* Start Records provided *

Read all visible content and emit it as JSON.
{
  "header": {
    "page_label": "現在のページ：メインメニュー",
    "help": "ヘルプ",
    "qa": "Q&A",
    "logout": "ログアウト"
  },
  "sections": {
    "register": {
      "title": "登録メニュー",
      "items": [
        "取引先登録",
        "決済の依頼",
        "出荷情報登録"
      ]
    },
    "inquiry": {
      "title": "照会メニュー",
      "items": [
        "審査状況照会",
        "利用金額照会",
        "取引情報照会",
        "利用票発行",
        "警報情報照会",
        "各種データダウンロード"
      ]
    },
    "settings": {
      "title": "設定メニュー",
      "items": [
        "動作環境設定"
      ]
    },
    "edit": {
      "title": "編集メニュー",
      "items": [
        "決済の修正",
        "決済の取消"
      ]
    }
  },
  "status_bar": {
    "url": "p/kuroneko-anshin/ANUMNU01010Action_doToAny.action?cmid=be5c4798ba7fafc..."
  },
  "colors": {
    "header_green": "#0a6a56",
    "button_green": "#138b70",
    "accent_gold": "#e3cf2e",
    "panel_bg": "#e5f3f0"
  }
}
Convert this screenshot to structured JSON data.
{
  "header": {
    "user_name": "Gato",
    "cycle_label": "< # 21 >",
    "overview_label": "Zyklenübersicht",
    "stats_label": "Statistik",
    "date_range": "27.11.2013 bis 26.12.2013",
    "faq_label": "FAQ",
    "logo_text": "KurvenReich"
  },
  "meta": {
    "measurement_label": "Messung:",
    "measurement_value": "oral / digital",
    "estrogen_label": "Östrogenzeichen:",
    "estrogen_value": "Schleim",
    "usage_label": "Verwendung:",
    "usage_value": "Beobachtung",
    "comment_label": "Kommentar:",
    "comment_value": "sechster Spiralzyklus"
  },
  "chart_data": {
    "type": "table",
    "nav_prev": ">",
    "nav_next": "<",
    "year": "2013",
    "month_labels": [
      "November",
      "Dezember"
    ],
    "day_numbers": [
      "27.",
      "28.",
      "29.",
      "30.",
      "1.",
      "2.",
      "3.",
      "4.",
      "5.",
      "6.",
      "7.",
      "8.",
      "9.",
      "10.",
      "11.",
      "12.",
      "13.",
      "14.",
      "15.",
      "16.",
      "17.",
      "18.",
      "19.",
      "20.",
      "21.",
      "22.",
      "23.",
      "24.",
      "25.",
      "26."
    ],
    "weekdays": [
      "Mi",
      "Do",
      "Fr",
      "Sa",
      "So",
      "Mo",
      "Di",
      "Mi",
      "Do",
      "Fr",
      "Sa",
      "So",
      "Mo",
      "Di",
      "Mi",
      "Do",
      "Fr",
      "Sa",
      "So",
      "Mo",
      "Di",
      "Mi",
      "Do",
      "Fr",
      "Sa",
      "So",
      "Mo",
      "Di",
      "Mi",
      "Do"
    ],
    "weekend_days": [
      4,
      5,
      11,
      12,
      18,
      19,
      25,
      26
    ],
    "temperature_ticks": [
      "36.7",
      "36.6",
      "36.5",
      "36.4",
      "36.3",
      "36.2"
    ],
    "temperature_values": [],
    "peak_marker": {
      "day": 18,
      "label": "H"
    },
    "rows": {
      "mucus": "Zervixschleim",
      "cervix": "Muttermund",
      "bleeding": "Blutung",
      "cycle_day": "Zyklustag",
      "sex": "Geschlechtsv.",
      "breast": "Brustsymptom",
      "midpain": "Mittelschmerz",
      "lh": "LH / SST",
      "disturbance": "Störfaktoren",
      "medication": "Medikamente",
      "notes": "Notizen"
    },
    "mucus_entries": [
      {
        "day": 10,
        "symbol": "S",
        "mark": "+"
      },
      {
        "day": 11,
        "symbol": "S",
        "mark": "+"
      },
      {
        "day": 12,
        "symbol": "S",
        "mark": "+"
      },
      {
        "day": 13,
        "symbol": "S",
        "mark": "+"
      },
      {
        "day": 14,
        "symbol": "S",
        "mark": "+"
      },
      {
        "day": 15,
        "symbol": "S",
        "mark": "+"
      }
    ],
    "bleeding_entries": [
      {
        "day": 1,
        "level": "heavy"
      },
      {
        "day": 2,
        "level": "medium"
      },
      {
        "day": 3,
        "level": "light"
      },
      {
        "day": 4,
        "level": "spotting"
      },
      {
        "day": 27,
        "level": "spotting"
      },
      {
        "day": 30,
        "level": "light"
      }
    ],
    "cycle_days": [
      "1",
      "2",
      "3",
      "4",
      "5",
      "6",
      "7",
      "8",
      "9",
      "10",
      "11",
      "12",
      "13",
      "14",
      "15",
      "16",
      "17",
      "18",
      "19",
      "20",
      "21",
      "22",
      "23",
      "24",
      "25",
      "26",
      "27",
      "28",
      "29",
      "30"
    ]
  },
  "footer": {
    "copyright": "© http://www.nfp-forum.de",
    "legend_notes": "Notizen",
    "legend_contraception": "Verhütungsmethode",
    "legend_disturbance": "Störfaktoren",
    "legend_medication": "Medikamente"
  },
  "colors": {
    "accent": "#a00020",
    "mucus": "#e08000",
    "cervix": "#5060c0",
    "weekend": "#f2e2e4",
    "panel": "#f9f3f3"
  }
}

* End Records provided *

Locate the word "Störfaktoren" in the data above. Copy every line carrying it.

Result of this task:
      "disturbance": "Störfaktoren",
    "legend_disturbance": "Störfaktoren",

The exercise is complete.